***** Passage *****
It’s about 1990, and a friend of a friend is gettin’ married in a few days.

We work at pack stations and ranches up and down the eastern slope of the Sierra Nevada mountains in California, and on this night we’re all dressed up in our go-to-town best – jeans, western shirts, White packer boots, satin wildrags and our best felt hats – intending to meet up in Bishop for a night out. Not exactly a bachelor party, but something like it.

I roll up at the ranch where Russ works and Russ and Lee are there waiting. I’m the designated driver because I’m not much of a drinker, but since I have a tiny Toyota pickup, we’re going in Russ’s truck, a big old 1966 Chevy pickup.

Russ is a cool guy with a little boy named Sky inherited from a divorce, and a degree in teaching. But he’s also a mule packer and cowboy, and a good one. He has a slow, sly sense of humor, and is plenty of fun to be around.
*****
• [Brief a]:
Turn the records, starting at the first line and ending at the line that contains "col-header: Model — [620, 119, 643, 128]", into a numbered list with blank lines omitted.
***** The records *****
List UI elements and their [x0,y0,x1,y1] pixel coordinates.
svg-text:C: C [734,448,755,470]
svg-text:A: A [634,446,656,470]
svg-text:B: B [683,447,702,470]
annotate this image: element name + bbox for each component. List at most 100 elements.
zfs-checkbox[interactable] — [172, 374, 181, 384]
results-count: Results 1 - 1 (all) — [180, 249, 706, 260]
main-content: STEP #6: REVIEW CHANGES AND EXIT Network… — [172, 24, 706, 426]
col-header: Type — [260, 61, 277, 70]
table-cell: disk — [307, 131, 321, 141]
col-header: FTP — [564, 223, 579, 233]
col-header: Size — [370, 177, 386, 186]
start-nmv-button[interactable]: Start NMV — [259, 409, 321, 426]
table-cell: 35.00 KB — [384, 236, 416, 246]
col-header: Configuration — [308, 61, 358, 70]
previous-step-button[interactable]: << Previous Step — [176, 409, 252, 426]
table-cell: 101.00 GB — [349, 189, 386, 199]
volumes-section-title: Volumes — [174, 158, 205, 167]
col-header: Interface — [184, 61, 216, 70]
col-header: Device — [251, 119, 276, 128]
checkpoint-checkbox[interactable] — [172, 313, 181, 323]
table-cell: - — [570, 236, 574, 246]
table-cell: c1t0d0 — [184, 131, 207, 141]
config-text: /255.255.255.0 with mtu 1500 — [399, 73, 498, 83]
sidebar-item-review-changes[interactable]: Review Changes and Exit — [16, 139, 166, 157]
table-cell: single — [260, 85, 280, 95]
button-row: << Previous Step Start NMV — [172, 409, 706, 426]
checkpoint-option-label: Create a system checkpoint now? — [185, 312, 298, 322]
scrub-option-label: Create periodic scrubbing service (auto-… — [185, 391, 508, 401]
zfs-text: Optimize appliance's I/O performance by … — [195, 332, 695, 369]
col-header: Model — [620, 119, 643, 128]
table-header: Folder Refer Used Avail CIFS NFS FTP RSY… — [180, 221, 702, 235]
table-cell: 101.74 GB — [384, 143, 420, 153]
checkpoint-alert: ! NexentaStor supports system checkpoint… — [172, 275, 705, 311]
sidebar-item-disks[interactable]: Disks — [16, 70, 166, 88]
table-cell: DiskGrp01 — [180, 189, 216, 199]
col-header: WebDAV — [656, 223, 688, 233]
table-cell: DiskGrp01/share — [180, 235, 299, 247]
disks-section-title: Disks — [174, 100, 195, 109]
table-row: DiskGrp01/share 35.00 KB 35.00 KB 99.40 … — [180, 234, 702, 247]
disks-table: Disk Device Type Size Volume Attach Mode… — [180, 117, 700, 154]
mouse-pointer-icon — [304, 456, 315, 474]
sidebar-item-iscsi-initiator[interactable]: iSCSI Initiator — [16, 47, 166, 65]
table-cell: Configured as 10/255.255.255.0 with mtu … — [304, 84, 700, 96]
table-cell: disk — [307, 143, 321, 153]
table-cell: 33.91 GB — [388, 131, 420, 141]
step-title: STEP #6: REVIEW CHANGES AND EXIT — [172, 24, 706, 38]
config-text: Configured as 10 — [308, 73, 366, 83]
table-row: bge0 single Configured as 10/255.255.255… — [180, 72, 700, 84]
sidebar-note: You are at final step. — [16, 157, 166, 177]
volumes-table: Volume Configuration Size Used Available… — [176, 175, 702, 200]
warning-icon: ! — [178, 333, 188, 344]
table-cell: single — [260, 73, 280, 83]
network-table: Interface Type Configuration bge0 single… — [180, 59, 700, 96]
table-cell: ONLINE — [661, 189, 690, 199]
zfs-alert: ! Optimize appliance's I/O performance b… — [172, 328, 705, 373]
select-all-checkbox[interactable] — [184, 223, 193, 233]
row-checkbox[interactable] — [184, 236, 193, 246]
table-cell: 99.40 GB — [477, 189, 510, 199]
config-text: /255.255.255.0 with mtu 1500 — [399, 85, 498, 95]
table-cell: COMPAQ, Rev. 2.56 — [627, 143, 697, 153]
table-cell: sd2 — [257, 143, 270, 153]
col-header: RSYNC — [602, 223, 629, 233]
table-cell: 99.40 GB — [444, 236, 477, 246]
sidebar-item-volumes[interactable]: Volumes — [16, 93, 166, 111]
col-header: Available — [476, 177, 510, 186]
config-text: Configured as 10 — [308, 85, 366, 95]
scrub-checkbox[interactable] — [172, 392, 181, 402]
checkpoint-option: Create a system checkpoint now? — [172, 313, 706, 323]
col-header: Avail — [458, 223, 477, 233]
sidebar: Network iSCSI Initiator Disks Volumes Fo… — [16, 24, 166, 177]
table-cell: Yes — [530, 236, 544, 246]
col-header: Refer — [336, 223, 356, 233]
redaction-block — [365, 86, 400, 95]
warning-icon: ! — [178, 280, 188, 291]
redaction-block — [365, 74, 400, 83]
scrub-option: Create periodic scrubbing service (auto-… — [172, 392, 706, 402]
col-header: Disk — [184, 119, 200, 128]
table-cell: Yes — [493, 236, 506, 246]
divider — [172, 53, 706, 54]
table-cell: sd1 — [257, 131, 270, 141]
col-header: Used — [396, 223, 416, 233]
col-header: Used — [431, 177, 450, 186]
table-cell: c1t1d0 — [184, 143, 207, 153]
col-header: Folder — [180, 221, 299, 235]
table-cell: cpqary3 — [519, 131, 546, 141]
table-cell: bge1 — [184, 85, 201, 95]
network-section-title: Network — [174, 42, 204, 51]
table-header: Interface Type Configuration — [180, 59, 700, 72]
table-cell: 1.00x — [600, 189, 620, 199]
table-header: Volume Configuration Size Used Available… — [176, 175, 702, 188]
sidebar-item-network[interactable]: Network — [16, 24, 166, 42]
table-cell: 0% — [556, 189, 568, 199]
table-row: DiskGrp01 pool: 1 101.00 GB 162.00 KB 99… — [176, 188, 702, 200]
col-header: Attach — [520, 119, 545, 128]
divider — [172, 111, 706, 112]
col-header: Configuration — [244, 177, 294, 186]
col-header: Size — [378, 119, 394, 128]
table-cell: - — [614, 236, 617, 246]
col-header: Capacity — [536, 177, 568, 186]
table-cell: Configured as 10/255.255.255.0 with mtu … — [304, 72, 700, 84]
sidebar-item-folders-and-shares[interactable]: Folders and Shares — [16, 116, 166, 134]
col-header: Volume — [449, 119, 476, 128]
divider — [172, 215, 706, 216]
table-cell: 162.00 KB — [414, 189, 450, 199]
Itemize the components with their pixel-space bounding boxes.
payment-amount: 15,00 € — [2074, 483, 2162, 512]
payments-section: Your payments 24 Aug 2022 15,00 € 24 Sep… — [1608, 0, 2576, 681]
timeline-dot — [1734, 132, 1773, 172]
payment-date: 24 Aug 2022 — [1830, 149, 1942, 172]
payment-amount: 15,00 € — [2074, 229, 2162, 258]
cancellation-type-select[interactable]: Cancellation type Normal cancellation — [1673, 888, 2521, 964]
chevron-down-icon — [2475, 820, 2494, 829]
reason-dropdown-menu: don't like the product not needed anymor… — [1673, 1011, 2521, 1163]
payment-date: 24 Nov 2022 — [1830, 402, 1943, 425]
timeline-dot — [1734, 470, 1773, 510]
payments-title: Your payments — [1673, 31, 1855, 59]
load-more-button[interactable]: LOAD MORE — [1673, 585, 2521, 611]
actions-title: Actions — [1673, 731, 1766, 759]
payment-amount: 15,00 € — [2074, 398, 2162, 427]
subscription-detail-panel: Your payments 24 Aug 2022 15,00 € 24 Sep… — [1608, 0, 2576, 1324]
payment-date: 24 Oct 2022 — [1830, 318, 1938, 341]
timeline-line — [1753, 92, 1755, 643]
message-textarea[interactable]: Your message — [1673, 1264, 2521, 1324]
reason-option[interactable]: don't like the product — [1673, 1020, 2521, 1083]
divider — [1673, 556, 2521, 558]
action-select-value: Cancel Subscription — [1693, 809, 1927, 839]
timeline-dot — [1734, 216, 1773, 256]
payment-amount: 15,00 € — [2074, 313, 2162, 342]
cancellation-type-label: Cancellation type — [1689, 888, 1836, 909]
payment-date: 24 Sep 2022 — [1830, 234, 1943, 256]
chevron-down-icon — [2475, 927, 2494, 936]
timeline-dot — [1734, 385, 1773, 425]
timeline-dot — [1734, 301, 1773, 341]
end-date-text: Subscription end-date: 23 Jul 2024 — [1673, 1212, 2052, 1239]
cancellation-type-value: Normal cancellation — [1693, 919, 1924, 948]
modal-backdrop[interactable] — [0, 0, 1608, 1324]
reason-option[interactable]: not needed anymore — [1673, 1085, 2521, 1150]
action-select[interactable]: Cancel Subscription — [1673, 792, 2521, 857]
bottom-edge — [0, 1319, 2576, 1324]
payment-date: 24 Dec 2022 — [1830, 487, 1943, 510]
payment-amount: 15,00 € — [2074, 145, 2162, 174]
*****
• [Brief b]:
In the story about the night out in Bishop, whose truck does the group take, and what kind of truck is it?

• [Task answer a]:
1. List UI elements and their [x0,y0,x1,y1] pixel coordinates.
2. svg-text:C: C [734,448,755,470]
3. svg-text:A: A [634,446,656,470]
4. svg-text:B: B [683,447,702,470]
5. annotate this image: element name + bbox for each component. List at most 100 elements.
6. zfs-checkbox[interactable] — [172, 374, 181, 384]
7. results-count: Results 1 - 1 (all) — [180, 249, 706, 260]
8. main-content: STEP #6: REVIEW CHANGES AND EXIT Network… — [172, 24, 706, 426]
9. col-header: Type — [260, 61, 277, 70]
10. table-cell: disk — [307, 131, 321, 141]
11. col-header: FTP — [564, 223, 579, 233]
12. col-header: Size — [370, 177, 386, 186]
13. start-nmv-button[interactable]: Start NMV — [259, 409, 321, 426]
14. table-cell: 35.00 KB — [384, 236, 416, 246]
15. col-header: Configuration — [308, 61, 358, 70]
16. previous-step-button[interactable]: << Previous Step — [176, 409, 252, 426]
17. table-cell: 101.00 GB — [349, 189, 386, 199]
18. volumes-section-title: Volumes — [174, 158, 205, 167]
19. col-header: Interface — [184, 61, 216, 70]
20. col-header: Device — [251, 119, 276, 128]
21. checkpoint-checkbox[interactable] — [172, 313, 181, 323]
22. table-cell: - — [570, 236, 574, 246]
23. table-cell: c1t0d0 — [184, 131, 207, 141]
24. config-text: /255.255.255.0 with mtu 1500 — [399, 73, 498, 83]
25. sidebar-item-review-changes[interactable]: Review Changes and Exit — [16, 139, 166, 157]
26. table-cell: single — [260, 85, 280, 95]
27. button-row: << Previous Step Start NMV — [172, 409, 706, 426]
28. checkpoint-option-label: Create a system checkpoint now? — [185, 312, 298, 322]
29. scrub-option-label: Create periodic scrubbing service (auto-… — [185, 391, 508, 401]
30. zfs-text: Optimize appliance's I/O performance by … — [195, 332, 695, 369]
31. col-header: Model — [620, 119, 643, 128]

• [Task answer b]:
Russ's truck, a big old 1966 Chevy pickup.